Begin Recorded data

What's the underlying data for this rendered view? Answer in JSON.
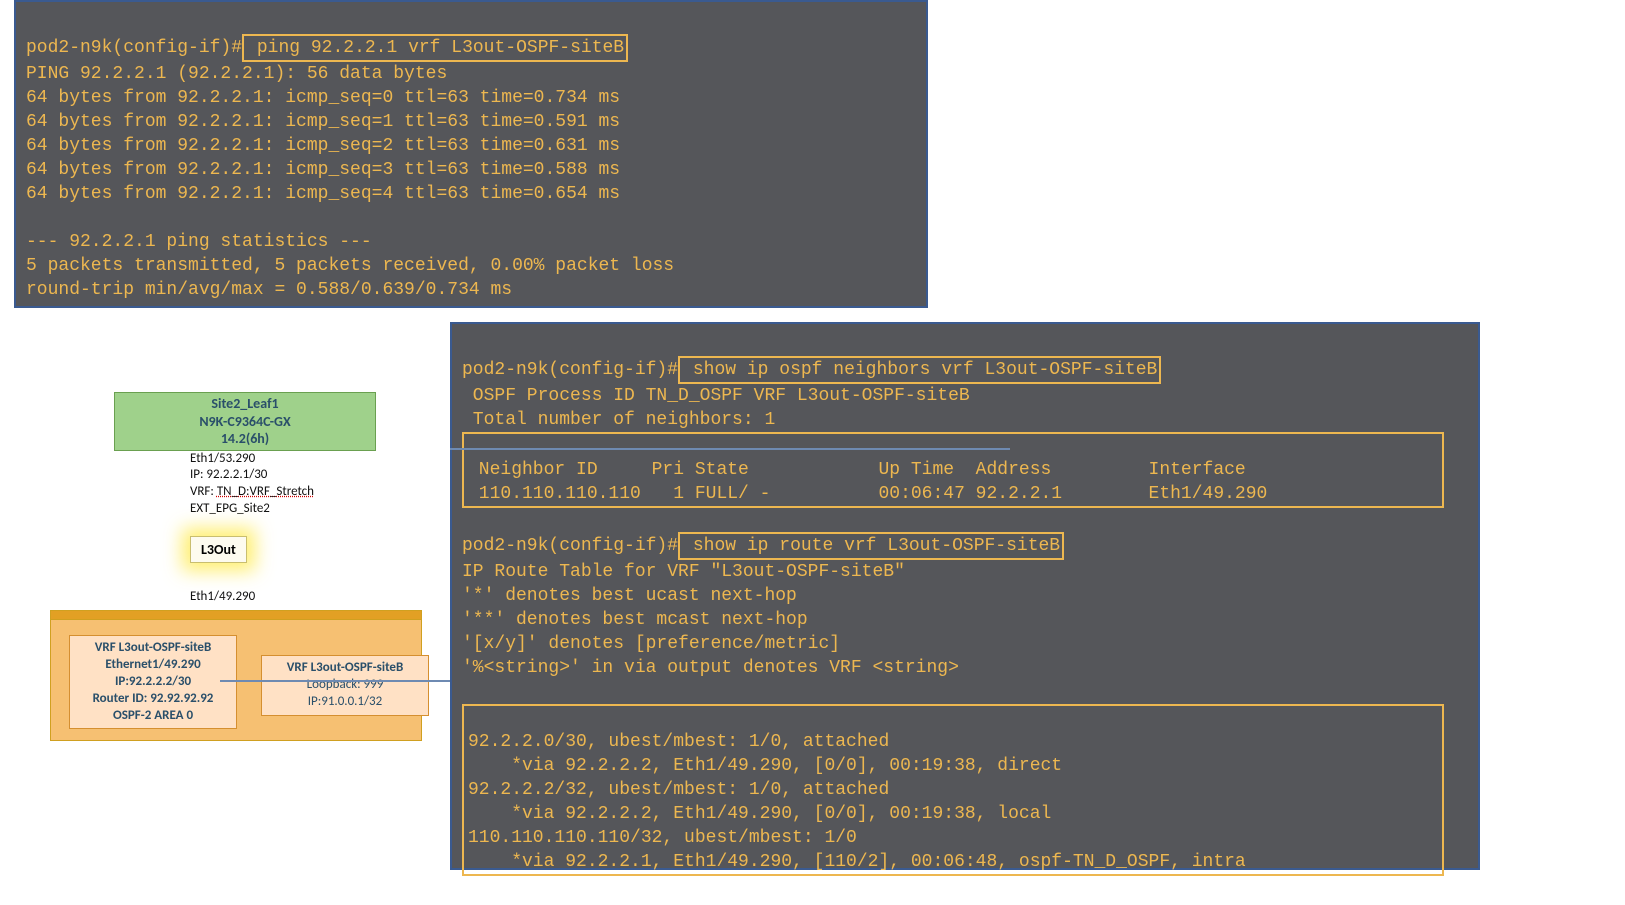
{
  "term1": {
    "prompt": "pod2-n9k(config-if)#",
    "cmd": " ping 92.2.2.1 vrf L3out-OSPF-siteB",
    "lines": [
      "PING 92.2.2.1 (92.2.2.1): 56 data bytes",
      "64 bytes from 92.2.2.1: icmp_seq=0 ttl=63 time=0.734 ms",
      "64 bytes from 92.2.2.1: icmp_seq=1 ttl=63 time=0.591 ms",
      "64 bytes from 92.2.2.1: icmp_seq=2 ttl=63 time=0.631 ms",
      "64 bytes from 92.2.2.1: icmp_seq=3 ttl=63 time=0.588 ms",
      "64 bytes from 92.2.2.1: icmp_seq=4 ttl=63 time=0.654 ms",
      "",
      "--- 92.2.2.1 ping statistics ---",
      "5 packets transmitted, 5 packets received, 0.00% packet loss",
      "round-trip min/avg/max = 0.588/0.639/0.734 ms"
    ]
  },
  "term2": {
    "prompt": "pod2-n9k(config-if)#",
    "cmd1": " show ip ospf neighbors vrf L3out-OSPF-siteB",
    "ospf_lines": [
      " OSPF Process ID TN_D_OSPF VRF L3out-OSPF-siteB",
      " Total number of neighbors: 1"
    ],
    "ospf_headers": " Neighbor ID     Pri State            Up Time  Address         Interface",
    "ospf_row": " 110.110.110.110   1 FULL/ -          00:06:47 92.2.2.1        Eth1/49.290 ",
    "cmd2": " show ip route vrf L3out-OSPF-siteB",
    "route_intro": [
      "IP Route Table for VRF \"L3out-OSPF-siteB\"",
      "'*' denotes best ucast next-hop",
      "'**' denotes best mcast next-hop",
      "'[x/y]' denotes [preference/metric]",
      "'%<string>' in via output denotes VRF <string>"
    ],
    "routes": [
      "92.2.2.0/30, ubest/mbest: 1/0, attached",
      "    *via 92.2.2.2, Eth1/49.290, [0/0], 00:19:38, direct",
      "92.2.2.2/32, ubest/mbest: 1/0, attached",
      "    *via 92.2.2.2, Eth1/49.290, [0/0], 00:19:38, local",
      "110.110.110.110/32, ubest/mbest: 1/0",
      "    *via 92.2.2.1, Eth1/49.290, [110/2], 00:06:48, ospf-TN_D_OSPF, intra"
    ]
  },
  "diagram": {
    "leaf_name": "Site2_Leaf1",
    "leaf_model": "N9K-C9364C-GX",
    "leaf_ver": "14.2(6h)",
    "iface1": "Eth1/53.290",
    "ip1": "IP: 92.2.2.1/30",
    "vrf_label": "VRF:",
    "vrf_val": "TN_D:VRF_Stretch",
    "ext": "EXT_EPG_Site2",
    "l3out": "L3Out",
    "iface2": "Eth1/49.290",
    "vrf_left_title": "VRF L3out-OSPF-siteB",
    "vrf_left_if": "Ethernet1/49.290",
    "vrf_left_ip": "IP:92.2.2.2/30",
    "vrf_left_rid": "Router ID: 92.92.92.92",
    "vrf_left_area": "OSPF-2 AREA 0",
    "vrf_right_title": "VRF L3out-OSPF-siteB",
    "vrf_right_lb": "Loopback: 999",
    "vrf_right_ip": "IP:91.0.0.1/32"
  }
}
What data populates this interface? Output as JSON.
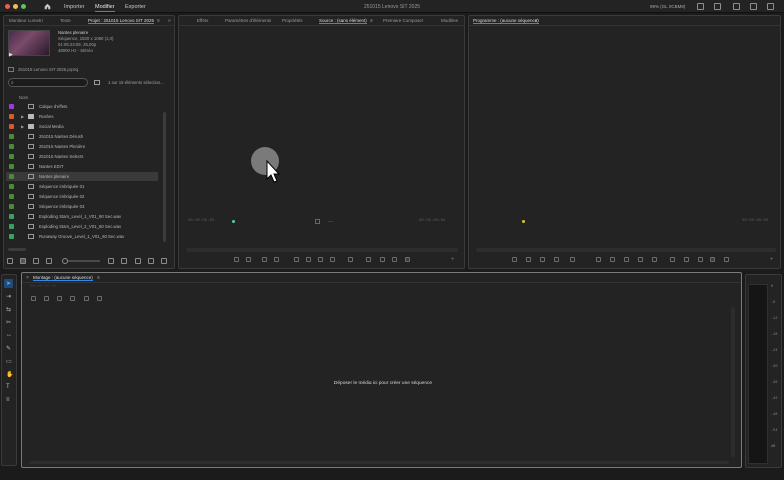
{
  "titlebar": {
    "menu": [
      "Importer",
      "Modifier",
      "Exporter"
    ],
    "active_menu": "Modifier",
    "app_title": "251015 Lenovo SIT 2025",
    "zoom": "99% (GL 0CBM8)"
  },
  "project_panel": {
    "tabs": [
      "Moniteur Lumetri",
      "Texte",
      "Projet : 251015 Lenovo SIT 2025"
    ],
    "active_tab": "Projet : 251015 Lenovo SIT 2025",
    "clip_info": [
      "Nantes plenaire",
      "Séquence, 1920 x 1080 (1,0)",
      "01:05:24:09, 25,00p",
      "48000 Hz - Stéréo"
    ],
    "project_file": "251015 Lenovo SIT 2025.prproj",
    "search": {
      "value": "",
      "placeholder": ""
    },
    "items_count": "1 sur 15 éléments sélection...",
    "column_header": "Nom",
    "items": [
      {
        "label": "Calque d'effets",
        "color": "#9d3bd6",
        "expandable": false,
        "type": "effect"
      },
      {
        "label": "Rushes",
        "color": "#d55a2c",
        "expandable": true,
        "type": "folder"
      },
      {
        "label": "Social Media",
        "color": "#d55a2c",
        "expandable": true,
        "type": "folder"
      },
      {
        "label": "251015 Nantes Dérush",
        "color": "#4a8a3a",
        "expandable": false,
        "type": "sequence"
      },
      {
        "label": "251015 Nantes Plenière",
        "color": "#4a8a3a",
        "expandable": false,
        "type": "sequence"
      },
      {
        "label": "251015 Nantes Selects",
        "color": "#4a8a3a",
        "expandable": false,
        "type": "sequence"
      },
      {
        "label": "Nantes EDIT",
        "color": "#4a8a3a",
        "expandable": false,
        "type": "sequence"
      },
      {
        "label": "Nantes plenaire",
        "color": "#4a8a3a",
        "expandable": false,
        "type": "sequence",
        "selected": true
      },
      {
        "label": "Séquence imbriquée 01",
        "color": "#4a8a3a",
        "expandable": false,
        "type": "sequence"
      },
      {
        "label": "Séquence imbriquée 02",
        "color": "#4a8a3a",
        "expandable": false,
        "type": "sequence"
      },
      {
        "label": "Séquence imbriquée 03",
        "color": "#4a8a3a",
        "expandable": false,
        "type": "sequence"
      },
      {
        "label": "Exploding Stars_Level_1_V01_90 Sec.wav",
        "color": "#3aa060",
        "expandable": false,
        "type": "audio"
      },
      {
        "label": "Exploding Stars_Level_2_V01_60 Sec.wav",
        "color": "#3aa060",
        "expandable": false,
        "type": "audio"
      },
      {
        "label": "Runaway Groove_Level_1_V01_60 Sec.wav",
        "color": "#3aa060",
        "expandable": false,
        "type": "audio"
      }
    ]
  },
  "source_panel": {
    "tabs": [
      "Effets",
      "Paramètres d'éléments",
      "Propriétés",
      "Source : (sans élément)",
      "Premiere Composer",
      "Modèles"
    ],
    "active_tab": "Source : (sans élément)",
    "timecode_in": "00:00:00:00",
    "timecode_out": "00:00:00:00"
  },
  "program_panel": {
    "title": "Programme : (aucune séquence)",
    "timecode_out": "00:00:00:00"
  },
  "timeline_panel": {
    "title": "Montage : (aucune séquence)",
    "timecode": "00:00:00:00",
    "drop_message": "Déposer le média ici pour créer une séquence"
  },
  "audio_meter": {
    "labels": [
      "0",
      "-6",
      "-12",
      "-18",
      "-24",
      "-30",
      "-36",
      "-42",
      "-48",
      "-54",
      "dB"
    ]
  },
  "tools": [
    "selection-tool",
    "track-select-tool",
    "ripple-edit-tool",
    "razor-tool",
    "slip-tool",
    "pen-tool",
    "rectangle-tool",
    "hand-tool",
    "type-tool",
    "caption-tool"
  ]
}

End Recorded data

- [Exercise details] Using the material above, return every line exactly as it appears, minus the pictures.

- [In response]
What's the underlying data for this rendered view? Answer in JSON.
{
  "term1": {
    "prompt": "pod2-n9k(config-if)#",
    "cmd": " ping 92.2.2.1 vrf L3out-OSPF-siteB",
    "lines": [
      "PING 92.2.2.1 (92.2.2.1): 56 data bytes",
      "64 bytes from 92.2.2.1: icmp_seq=0 ttl=63 time=0.734 ms",
      "64 bytes from 92.2.2.1: icmp_seq=1 ttl=63 time=0.591 ms",
      "64 bytes from 92.2.2.1: icmp_seq=2 ttl=63 time=0.631 ms",
      "64 bytes from 92.2.2.1: icmp_seq=3 ttl=63 time=0.588 ms",
      "64 bytes from 92.2.2.1: icmp_seq=4 ttl=63 time=0.654 ms",
      "",
      "--- 92.2.2.1 ping statistics ---",
      "5 packets transmitted, 5 packets received, 0.00% packet loss",
      "round-trip min/avg/max = 0.588/0.639/0.734 ms"
    ]
  },
  "term2": {
    "prompt": "pod2-n9k(config-if)#",
    "cmd1": " show ip ospf neighbors vrf L3out-OSPF-siteB",
    "ospf_lines": [
      " OSPF Process ID TN_D_OSPF VRF L3out-OSPF-siteB",
      " Total number of neighbors: 1"
    ],
    "ospf_headers": " Neighbor ID     Pri State            Up Time  Address         Interface",
    "ospf_row": " 110.110.110.110   1 FULL/ -          00:06:47 92.2.2.1        Eth1/49.290 ",
    "cmd2": " show ip route vrf L3out-OSPF-siteB",
    "route_intro": [
      "IP Route Table for VRF \"L3out-OSPF-siteB\"",
      "'*' denotes best ucast next-hop",
      "'**' denotes best mcast next-hop",
      "'[x/y]' denotes [preference/metric]",
      "'%<string>' in via output denotes VRF <string>"
    ],
    "routes": [
      "92.2.2.0/30, ubest/mbest: 1/0, attached",
      "    *via 92.2.2.2, Eth1/49.290, [0/0], 00:19:38, direct",
      "92.2.2.2/32, ubest/mbest: 1/0, attached",
      "    *via 92.2.2.2, Eth1/49.290, [0/0], 00:19:38, local",
      "110.110.110.110/32, ubest/mbest: 1/0",
      "    *via 92.2.2.1, Eth1/49.290, [110/2], 00:06:48, ospf-TN_D_OSPF, intra"
    ]
  },
  "diagram": {
    "leaf_name": "Site2_Leaf1",
    "leaf_model": "N9K-C9364C-GX",
    "leaf_ver": "14.2(6h)",
    "iface1": "Eth1/53.290",
    "ip1": "IP: 92.2.2.1/30",
    "vrf_label": "VRF:",
    "vrf_val": "TN_D:VRF_Stretch",
    "ext": "EXT_EPG_Site2",
    "l3out": "L3Out",
    "iface2": "Eth1/49.290",
    "vrf_left_title": "VRF L3out-OSPF-siteB",
    "vrf_left_if": "Ethernet1/49.290",
    "vrf_left_ip": "IP:92.2.2.2/30",
    "vrf_left_rid": "Router ID: 92.92.92.92",
    "vrf_left_area": "OSPF-2 AREA 0",
    "vrf_right_title": "VRF L3out-OSPF-siteB",
    "vrf_right_lb": "Loopback: 999",
    "vrf_right_ip": "IP:91.0.0.1/32"
  }
}
What data populates this interface? Output as JSON.
{
  "titlebar": {
    "menu": [
      "Importer",
      "Modifier",
      "Exporter"
    ],
    "active_menu": "Modifier",
    "app_title": "251015 Lenovo SIT 2025",
    "zoom": "99% (GL 0CBM8)"
  },
  "project_panel": {
    "tabs": [
      "Moniteur Lumetri",
      "Texte",
      "Projet : 251015 Lenovo SIT 2025"
    ],
    "active_tab": "Projet : 251015 Lenovo SIT 2025",
    "clip_info": [
      "Nantes plenaire",
      "Séquence, 1920 x 1080 (1,0)",
      "01:05:24:09, 25,00p",
      "48000 Hz - Stéréo"
    ],
    "project_file": "251015 Lenovo SIT 2025.prproj",
    "search": {
      "value": "",
      "placeholder": ""
    },
    "items_count": "1 sur 15 éléments sélection...",
    "column_header": "Nom",
    "items": [
      {
        "label": "Calque d'effets",
        "color": "#9d3bd6",
        "expandable": false,
        "type": "effect"
      },
      {
        "label": "Rushes",
        "color": "#d55a2c",
        "expandable": true,
        "type": "folder"
      },
      {
        "label": "Social Media",
        "color": "#d55a2c",
        "expandable": true,
        "type": "folder"
      },
      {
        "label": "251015 Nantes Dérush",
        "color": "#4a8a3a",
        "expandable": false,
        "type": "sequence"
      },
      {
        "label": "251015 Nantes Plenière",
        "color": "#4a8a3a",
        "expandable": false,
        "type": "sequence"
      },
      {
        "label": "251015 Nantes Selects",
        "color": "#4a8a3a",
        "expandable": false,
        "type": "sequence"
      },
      {
        "label": "Nantes EDIT",
        "color": "#4a8a3a",
        "expandable": false,
        "type": "sequence"
      },
      {
        "label": "Nantes plenaire",
        "color": "#4a8a3a",
        "expandable": false,
        "type": "sequence",
        "selected": true
      },
      {
        "label": "Séquence imbriquée 01",
        "color": "#4a8a3a",
        "expandable": false,
        "type": "sequence"
      },
      {
        "label": "Séquence imbriquée 02",
        "color": "#4a8a3a",
        "expandable": false,
        "type": "sequence"
      },
      {
        "label": "Séquence imbriquée 03",
        "color": "#4a8a3a",
        "expandable": false,
        "type": "sequence"
      },
      {
        "label": "Exploding Stars_Level_1_V01_90 Sec.wav",
        "color": "#3aa060",
        "expandable": false,
        "type": "audio"
      },
      {
        "label": "Exploding Stars_Level_2_V01_60 Sec.wav",
        "color": "#3aa060",
        "expandable": false,
        "type": "audio"
      },
      {
        "label": "Runaway Groove_Level_1_V01_60 Sec.wav",
        "color": "#3aa060",
        "expandable": false,
        "type": "audio"
      }
    ]
  },
  "source_panel": {
    "tabs": [
      "Effets",
      "Paramètres d'éléments",
      "Propriétés",
      "Source : (sans élément)",
      "Premiere Composer",
      "Modèles"
    ],
    "active_tab": "Source : (sans élément)",
    "timecode_in": "00:00:00:00",
    "timecode_out": "00:00:00:00"
  },
  "program_panel": {
    "title": "Programme : (aucune séquence)",
    "timecode_out": "00:00:00:00"
  },
  "timeline_panel": {
    "title": "Montage : (aucune séquence)",
    "timecode": "00:00:00:00",
    "drop_message": "Déposer le média ici pour créer une séquence"
  },
  "audio_meter": {
    "labels": [
      "0",
      "-6",
      "-12",
      "-18",
      "-24",
      "-30",
      "-36",
      "-42",
      "-48",
      "-54",
      "dB"
    ]
  },
  "tools": [
    "selection-tool",
    "track-select-tool",
    "ripple-edit-tool",
    "razor-tool",
    "slip-tool",
    "pen-tool",
    "rectangle-tool",
    "hand-tool",
    "type-tool",
    "caption-tool"
  ]
}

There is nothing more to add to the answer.